■ Data records:
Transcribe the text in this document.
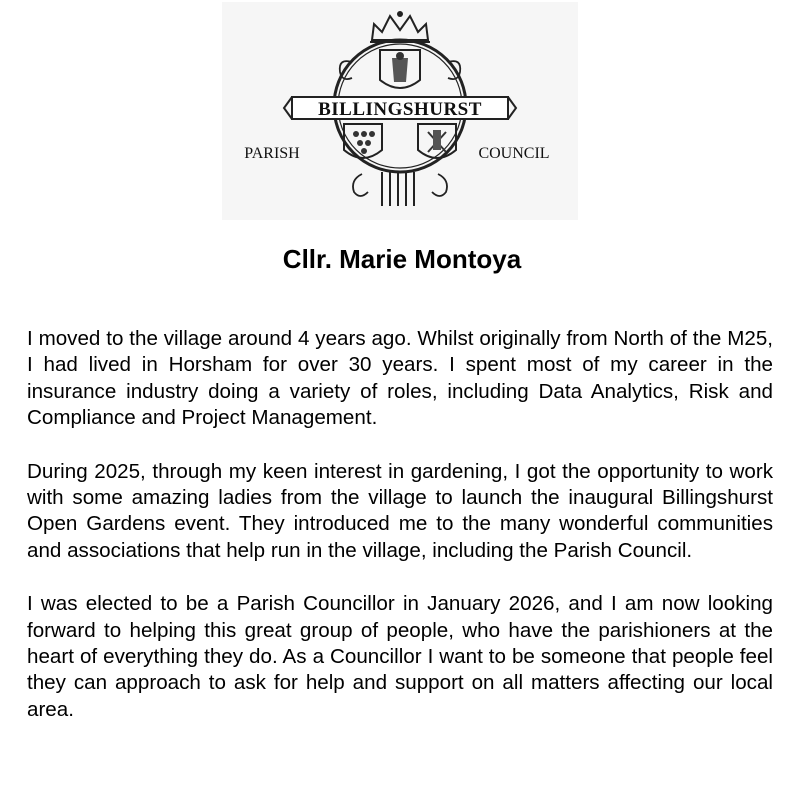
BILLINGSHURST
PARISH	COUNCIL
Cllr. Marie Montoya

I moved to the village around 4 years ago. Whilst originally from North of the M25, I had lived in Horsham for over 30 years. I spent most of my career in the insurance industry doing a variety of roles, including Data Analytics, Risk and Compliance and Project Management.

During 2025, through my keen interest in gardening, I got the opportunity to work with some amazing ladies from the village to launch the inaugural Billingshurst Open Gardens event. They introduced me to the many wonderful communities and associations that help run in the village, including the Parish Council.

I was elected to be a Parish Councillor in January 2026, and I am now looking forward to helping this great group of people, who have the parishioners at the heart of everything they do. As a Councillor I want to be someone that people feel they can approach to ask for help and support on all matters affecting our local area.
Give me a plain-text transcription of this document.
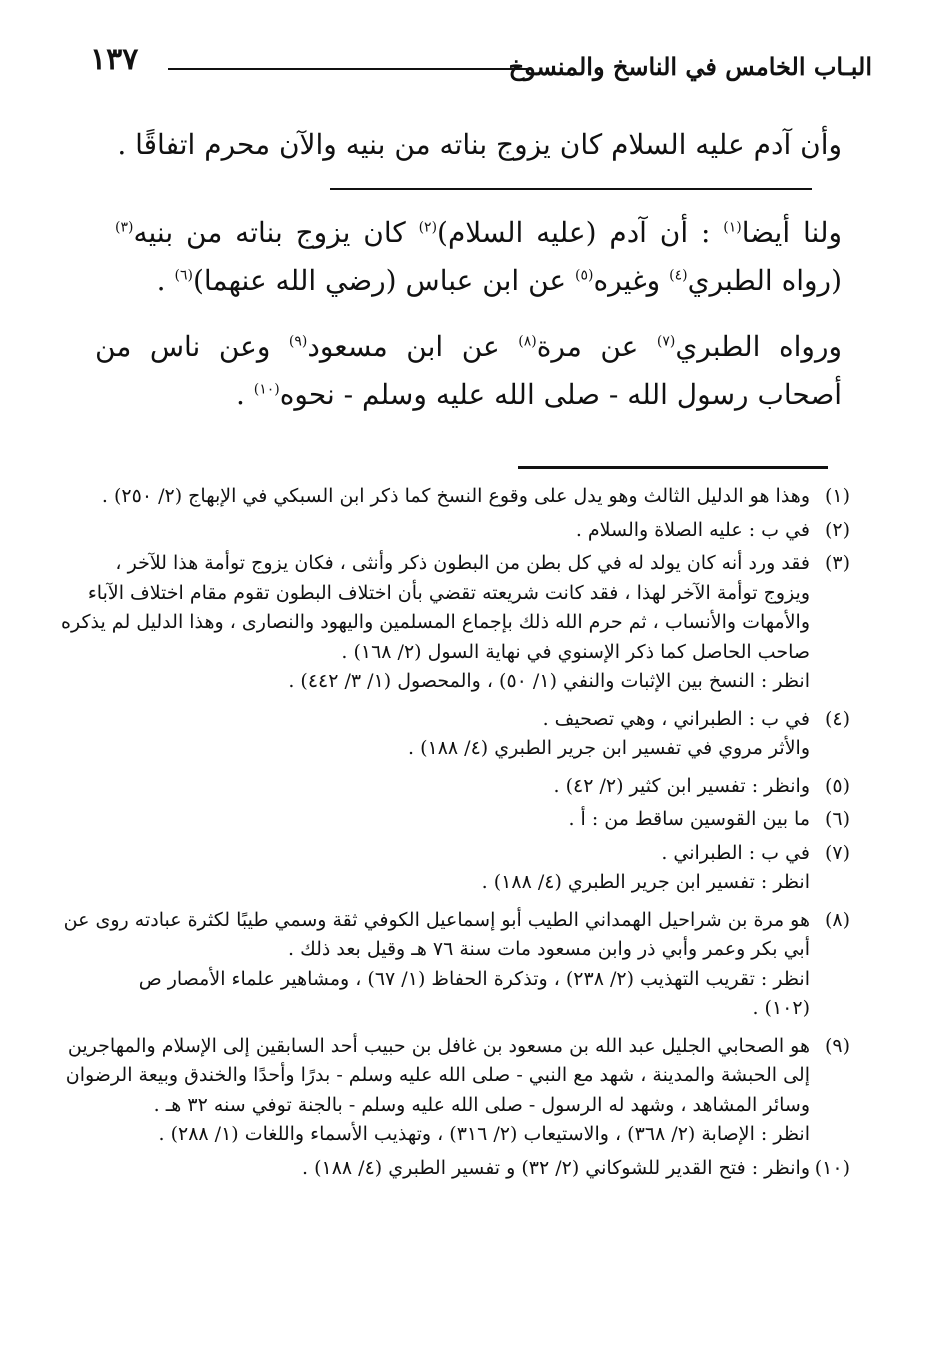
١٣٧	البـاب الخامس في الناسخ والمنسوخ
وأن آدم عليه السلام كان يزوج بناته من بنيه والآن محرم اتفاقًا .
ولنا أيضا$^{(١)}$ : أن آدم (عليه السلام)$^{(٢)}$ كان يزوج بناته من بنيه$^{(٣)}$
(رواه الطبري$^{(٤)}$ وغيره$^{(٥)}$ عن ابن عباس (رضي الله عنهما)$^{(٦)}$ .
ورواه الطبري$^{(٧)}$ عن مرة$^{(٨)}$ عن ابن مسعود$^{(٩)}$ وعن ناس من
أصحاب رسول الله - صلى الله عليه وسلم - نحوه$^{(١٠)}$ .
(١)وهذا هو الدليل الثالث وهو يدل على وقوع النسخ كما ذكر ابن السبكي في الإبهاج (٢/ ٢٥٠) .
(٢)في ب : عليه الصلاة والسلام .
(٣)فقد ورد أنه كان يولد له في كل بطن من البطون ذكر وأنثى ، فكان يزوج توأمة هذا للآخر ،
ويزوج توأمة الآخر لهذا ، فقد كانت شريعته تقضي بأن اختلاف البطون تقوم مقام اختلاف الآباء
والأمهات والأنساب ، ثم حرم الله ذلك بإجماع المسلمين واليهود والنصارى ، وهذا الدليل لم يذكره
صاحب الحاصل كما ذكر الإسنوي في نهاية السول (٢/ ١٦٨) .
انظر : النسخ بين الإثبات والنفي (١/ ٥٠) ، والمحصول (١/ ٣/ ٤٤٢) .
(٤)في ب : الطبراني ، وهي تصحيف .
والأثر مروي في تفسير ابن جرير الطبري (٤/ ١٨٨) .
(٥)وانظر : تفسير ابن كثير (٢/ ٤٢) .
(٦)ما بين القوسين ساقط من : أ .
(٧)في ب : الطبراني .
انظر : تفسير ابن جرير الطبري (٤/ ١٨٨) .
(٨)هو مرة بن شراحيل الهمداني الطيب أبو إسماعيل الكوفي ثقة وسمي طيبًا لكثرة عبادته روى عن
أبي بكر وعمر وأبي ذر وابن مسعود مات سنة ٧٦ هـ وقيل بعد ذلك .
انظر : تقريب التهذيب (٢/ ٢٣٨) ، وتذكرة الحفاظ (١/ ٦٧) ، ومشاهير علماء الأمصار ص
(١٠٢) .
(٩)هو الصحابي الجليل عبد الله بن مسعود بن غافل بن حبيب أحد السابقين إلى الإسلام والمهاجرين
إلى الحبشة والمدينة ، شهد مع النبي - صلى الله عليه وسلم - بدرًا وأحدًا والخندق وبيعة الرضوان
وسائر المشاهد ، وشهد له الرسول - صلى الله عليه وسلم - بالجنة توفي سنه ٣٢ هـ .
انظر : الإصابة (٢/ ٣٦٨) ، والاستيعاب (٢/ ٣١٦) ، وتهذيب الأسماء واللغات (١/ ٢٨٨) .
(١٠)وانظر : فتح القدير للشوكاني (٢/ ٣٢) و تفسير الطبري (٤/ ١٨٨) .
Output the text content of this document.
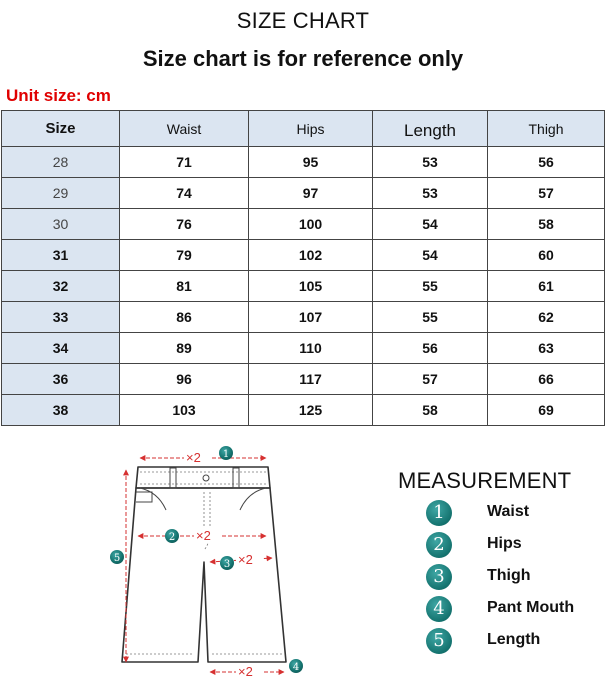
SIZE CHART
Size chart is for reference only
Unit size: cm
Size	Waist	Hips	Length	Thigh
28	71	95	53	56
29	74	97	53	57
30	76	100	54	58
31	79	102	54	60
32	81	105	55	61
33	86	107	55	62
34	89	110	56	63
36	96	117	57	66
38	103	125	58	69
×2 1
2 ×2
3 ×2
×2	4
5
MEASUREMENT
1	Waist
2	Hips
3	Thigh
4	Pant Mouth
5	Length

---

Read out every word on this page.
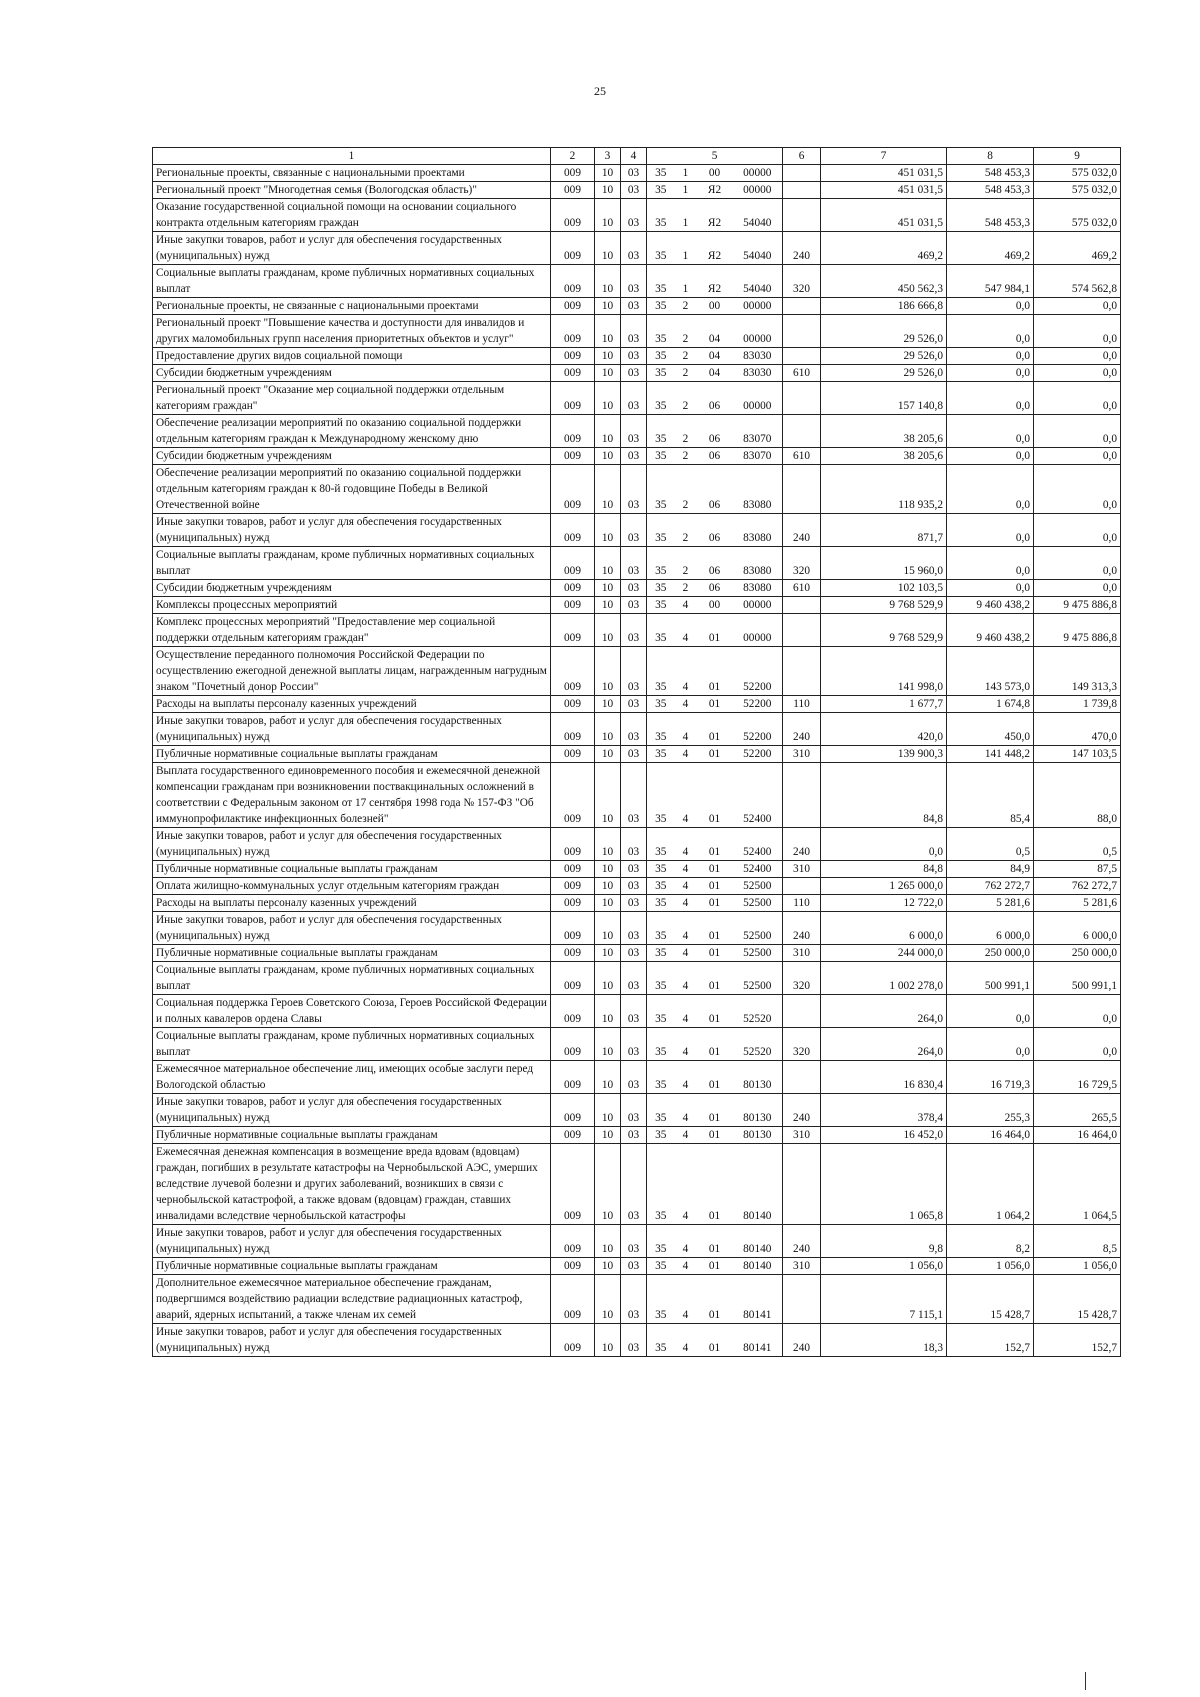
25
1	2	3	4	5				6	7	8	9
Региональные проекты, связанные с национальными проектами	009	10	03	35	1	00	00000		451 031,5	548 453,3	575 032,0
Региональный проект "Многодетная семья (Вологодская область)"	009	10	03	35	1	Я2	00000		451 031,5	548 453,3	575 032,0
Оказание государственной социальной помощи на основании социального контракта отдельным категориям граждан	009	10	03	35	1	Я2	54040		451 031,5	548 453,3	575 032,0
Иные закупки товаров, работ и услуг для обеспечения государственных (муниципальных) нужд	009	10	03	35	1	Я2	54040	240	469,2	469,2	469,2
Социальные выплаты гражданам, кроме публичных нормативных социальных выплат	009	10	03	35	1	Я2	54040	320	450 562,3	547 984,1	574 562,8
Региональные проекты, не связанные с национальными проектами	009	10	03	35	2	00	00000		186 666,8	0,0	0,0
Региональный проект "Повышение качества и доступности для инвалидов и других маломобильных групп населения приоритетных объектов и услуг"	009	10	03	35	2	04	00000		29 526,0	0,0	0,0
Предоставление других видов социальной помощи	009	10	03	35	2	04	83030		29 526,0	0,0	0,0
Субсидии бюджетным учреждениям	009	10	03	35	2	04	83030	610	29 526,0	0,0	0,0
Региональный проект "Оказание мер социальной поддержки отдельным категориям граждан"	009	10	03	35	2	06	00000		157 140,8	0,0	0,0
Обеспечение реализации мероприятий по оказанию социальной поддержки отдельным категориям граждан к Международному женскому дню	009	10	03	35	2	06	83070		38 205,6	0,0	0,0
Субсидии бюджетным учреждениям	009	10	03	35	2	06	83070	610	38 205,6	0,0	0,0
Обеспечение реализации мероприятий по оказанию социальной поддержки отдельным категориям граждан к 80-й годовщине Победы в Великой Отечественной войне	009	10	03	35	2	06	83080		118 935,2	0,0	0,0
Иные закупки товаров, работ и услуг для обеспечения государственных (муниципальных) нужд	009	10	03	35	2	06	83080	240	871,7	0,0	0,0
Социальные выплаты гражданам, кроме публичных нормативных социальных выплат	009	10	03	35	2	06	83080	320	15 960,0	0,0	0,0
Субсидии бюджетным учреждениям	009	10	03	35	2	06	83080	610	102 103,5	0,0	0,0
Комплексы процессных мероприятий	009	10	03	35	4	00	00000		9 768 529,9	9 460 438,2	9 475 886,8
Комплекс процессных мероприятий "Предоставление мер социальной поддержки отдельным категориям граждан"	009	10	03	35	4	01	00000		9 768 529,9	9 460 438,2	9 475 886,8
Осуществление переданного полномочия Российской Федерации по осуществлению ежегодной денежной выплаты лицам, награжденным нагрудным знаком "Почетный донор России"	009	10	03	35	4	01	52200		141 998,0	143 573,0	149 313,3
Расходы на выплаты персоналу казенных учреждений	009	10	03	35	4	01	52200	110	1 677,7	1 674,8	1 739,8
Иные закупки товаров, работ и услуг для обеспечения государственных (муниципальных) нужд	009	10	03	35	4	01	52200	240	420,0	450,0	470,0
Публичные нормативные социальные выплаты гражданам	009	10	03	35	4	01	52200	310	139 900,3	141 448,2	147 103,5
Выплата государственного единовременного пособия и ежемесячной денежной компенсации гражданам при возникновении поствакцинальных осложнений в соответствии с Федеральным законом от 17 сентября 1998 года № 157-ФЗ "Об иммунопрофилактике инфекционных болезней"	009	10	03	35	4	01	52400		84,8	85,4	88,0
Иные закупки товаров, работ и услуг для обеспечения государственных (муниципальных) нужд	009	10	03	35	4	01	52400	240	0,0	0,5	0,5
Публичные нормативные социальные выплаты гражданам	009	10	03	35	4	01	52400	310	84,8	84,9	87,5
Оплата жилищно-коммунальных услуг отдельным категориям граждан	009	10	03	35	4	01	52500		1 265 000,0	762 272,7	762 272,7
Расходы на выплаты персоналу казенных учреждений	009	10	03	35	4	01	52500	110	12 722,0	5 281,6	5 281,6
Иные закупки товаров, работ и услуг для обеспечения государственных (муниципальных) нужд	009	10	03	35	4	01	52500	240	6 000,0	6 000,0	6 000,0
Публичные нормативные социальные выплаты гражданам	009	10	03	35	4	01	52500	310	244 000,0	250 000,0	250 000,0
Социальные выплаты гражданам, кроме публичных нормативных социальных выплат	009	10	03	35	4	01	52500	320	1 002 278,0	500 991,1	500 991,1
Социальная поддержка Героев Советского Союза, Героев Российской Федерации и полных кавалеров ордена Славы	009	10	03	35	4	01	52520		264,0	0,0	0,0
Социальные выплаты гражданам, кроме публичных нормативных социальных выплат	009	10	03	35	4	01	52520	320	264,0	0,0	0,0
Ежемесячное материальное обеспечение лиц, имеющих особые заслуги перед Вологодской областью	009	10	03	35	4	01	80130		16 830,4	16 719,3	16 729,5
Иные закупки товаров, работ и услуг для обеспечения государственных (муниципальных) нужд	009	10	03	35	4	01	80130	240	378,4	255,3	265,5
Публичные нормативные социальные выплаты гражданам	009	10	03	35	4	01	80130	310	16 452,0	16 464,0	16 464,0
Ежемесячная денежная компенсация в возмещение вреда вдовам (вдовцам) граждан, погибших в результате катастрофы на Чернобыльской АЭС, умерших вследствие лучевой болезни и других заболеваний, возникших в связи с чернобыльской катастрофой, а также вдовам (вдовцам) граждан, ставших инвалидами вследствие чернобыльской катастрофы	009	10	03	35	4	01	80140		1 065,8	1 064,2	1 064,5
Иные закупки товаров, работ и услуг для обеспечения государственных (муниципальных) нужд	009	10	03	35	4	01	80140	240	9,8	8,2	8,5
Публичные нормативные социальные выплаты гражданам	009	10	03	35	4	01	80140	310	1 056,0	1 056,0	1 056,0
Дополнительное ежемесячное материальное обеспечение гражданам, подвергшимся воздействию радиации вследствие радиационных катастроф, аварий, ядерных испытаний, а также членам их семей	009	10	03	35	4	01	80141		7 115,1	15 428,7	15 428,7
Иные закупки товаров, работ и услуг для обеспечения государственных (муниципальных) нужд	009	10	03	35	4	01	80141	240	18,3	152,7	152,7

■ Exercise objective:
Wherever a line in the data above holds "including", copy that line.

■ Completed exercise:
I moved to the village around 4 years ago. Whilst originally from North of the M25, I had lived in Horsham for over 30 years. I spent most of my career in the insurance industry doing a variety of roles, including Data Analytics, Risk and Compliance and Project Management.
During 2025, through my keen interest in gardening, I got the opportunity to work with some amazing ladies from the village to launch the inaugural Billingshurst Open Gardens event. They introduced me to the many wonderful communities and associations that help run in the village, including the Parish Council.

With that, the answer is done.